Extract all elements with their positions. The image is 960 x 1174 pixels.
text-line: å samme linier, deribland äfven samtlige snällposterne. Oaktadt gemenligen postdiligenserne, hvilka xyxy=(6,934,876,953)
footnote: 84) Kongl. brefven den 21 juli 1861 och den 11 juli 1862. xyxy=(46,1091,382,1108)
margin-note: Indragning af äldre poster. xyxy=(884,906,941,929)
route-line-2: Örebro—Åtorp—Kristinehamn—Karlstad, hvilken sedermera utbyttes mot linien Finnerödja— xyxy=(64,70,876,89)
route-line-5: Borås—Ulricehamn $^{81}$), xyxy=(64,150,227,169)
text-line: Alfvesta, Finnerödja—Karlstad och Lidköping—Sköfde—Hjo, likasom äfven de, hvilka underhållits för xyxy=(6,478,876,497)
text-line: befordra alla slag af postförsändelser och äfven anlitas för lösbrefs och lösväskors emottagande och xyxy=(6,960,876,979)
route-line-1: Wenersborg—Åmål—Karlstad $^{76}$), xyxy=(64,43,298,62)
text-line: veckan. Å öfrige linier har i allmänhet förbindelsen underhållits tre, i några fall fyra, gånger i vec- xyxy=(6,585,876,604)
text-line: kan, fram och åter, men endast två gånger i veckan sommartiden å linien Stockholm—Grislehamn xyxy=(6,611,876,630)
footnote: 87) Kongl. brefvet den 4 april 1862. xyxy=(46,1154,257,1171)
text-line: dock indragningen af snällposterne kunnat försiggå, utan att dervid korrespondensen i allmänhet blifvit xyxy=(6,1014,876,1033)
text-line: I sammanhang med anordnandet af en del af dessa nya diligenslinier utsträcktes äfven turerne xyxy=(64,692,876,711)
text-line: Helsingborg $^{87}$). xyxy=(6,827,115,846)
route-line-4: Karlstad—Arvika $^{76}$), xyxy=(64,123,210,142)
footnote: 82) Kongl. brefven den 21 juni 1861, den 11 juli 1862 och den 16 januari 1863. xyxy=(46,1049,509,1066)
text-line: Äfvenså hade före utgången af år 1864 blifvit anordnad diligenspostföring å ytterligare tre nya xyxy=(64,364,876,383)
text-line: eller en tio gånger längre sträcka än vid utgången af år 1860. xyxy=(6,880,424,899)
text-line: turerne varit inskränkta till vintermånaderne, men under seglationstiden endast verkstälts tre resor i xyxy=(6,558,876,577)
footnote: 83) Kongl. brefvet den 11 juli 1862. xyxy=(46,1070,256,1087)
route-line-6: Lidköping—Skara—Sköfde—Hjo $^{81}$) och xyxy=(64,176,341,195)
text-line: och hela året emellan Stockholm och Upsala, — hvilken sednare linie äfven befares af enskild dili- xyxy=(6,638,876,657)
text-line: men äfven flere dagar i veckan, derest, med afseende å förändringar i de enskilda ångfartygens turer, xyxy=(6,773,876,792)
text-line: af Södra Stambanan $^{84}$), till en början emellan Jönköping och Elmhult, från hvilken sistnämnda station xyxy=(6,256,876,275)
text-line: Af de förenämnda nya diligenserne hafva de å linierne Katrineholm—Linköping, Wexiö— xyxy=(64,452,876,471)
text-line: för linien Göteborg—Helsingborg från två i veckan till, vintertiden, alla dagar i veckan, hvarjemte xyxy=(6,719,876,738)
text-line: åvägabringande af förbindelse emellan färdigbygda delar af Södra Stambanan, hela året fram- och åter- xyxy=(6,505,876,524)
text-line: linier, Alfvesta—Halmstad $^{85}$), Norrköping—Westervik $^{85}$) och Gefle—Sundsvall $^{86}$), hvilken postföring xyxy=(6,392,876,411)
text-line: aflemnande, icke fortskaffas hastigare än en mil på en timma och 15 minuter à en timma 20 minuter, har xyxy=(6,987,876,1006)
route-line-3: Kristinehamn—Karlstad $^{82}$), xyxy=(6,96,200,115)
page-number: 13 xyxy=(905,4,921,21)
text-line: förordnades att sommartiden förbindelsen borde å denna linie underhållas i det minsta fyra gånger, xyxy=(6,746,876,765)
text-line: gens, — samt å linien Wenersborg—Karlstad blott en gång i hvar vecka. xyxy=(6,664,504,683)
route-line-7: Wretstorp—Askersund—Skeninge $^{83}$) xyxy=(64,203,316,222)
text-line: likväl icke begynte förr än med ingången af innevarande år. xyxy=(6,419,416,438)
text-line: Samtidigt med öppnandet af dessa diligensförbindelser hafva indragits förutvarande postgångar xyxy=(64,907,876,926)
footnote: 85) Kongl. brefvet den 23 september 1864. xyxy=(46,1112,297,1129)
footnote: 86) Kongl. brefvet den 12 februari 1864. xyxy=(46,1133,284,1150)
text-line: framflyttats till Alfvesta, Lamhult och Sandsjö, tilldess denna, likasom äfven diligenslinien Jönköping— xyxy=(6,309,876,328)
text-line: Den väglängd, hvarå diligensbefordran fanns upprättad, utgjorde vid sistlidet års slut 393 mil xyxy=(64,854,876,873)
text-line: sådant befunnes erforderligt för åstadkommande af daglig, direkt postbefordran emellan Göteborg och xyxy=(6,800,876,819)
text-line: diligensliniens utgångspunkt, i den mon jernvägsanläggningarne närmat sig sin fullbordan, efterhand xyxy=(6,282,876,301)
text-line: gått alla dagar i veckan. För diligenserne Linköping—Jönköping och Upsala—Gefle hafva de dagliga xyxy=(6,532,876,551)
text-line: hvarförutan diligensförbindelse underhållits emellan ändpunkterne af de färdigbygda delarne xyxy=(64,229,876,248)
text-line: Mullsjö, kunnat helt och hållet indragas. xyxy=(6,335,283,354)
- - - - -
▶ [Request]:
Turn everything from the start of the records down to the line containing "margin-note: Indragning af" into a JSON list of strings, one string per line, with blank lines left out.

▶ [Response to the task]:
[
  "Extract all elements with their positions. The image is 960 x 1174 pixels.",
  "text-line: å samme linier, deribland äfven samtlige snällposterne. Oaktadt gemenligen postdiligenserne, hvilka xyxy=(6,934,876,953)",
  "footnote: 84) Kongl. brefven den 21 juli 1861 och den 11 juli 1862. xyxy=(46,1091,382,1108)",
  "margin-note: Indragning af äldre poster. xyxy=(884,906,941,929)"
]